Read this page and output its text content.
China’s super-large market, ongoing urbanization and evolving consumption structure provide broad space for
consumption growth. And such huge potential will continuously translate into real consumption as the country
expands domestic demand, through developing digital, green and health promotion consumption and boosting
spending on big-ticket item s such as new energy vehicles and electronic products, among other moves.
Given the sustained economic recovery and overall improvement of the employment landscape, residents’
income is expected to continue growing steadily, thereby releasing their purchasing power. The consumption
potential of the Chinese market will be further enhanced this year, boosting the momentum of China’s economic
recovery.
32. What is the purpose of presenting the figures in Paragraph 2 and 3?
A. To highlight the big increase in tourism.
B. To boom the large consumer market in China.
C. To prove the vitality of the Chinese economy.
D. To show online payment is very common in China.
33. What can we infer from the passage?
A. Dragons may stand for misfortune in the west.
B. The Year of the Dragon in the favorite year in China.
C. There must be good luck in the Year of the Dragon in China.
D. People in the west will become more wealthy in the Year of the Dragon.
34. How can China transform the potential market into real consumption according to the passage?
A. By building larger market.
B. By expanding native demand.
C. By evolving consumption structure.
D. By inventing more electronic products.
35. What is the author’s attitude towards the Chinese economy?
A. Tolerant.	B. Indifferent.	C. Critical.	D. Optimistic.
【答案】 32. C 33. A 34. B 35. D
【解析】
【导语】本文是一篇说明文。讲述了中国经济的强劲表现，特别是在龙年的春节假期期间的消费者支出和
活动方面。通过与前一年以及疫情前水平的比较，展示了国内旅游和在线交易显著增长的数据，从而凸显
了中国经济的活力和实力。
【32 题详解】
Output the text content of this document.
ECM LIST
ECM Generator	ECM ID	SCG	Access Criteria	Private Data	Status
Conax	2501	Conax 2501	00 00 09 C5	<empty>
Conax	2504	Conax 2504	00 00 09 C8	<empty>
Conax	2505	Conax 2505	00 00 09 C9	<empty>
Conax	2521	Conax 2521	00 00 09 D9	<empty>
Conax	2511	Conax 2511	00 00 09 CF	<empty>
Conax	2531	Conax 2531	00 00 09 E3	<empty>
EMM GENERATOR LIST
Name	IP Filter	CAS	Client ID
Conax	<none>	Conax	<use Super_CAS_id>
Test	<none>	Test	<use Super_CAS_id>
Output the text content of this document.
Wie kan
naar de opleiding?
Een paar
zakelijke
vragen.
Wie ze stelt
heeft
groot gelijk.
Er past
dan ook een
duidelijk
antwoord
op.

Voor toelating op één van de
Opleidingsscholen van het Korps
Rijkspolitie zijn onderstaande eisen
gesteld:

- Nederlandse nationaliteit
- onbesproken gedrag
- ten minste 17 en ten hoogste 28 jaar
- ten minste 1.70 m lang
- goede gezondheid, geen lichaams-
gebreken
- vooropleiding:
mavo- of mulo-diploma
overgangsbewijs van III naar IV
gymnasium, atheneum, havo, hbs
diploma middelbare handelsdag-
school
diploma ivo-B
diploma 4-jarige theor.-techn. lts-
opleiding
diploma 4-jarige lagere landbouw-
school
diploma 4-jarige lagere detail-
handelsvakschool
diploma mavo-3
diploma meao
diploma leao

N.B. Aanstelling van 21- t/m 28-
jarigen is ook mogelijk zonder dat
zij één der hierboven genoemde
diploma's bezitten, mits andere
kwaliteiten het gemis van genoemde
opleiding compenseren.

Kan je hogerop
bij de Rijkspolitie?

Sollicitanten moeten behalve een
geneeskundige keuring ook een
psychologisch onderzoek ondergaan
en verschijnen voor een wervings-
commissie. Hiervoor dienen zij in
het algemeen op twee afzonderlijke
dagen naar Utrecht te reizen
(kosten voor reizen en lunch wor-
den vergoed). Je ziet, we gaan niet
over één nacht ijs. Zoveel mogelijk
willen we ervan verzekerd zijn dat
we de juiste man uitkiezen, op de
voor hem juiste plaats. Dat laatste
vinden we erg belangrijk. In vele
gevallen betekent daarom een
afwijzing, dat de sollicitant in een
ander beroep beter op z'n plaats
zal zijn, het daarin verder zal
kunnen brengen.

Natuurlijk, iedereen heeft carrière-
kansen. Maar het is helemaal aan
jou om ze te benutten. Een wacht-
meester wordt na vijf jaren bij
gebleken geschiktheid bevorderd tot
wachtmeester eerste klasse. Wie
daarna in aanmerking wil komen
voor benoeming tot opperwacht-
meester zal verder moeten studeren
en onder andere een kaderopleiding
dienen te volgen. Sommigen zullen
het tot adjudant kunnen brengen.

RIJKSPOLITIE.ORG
======
**What is needed:** All lines above containing the string "naar" are to be collected.

**Solution:**
naar de opleiding?
overgangsbewijs van III naar IV
dagen naar Utrecht te reizen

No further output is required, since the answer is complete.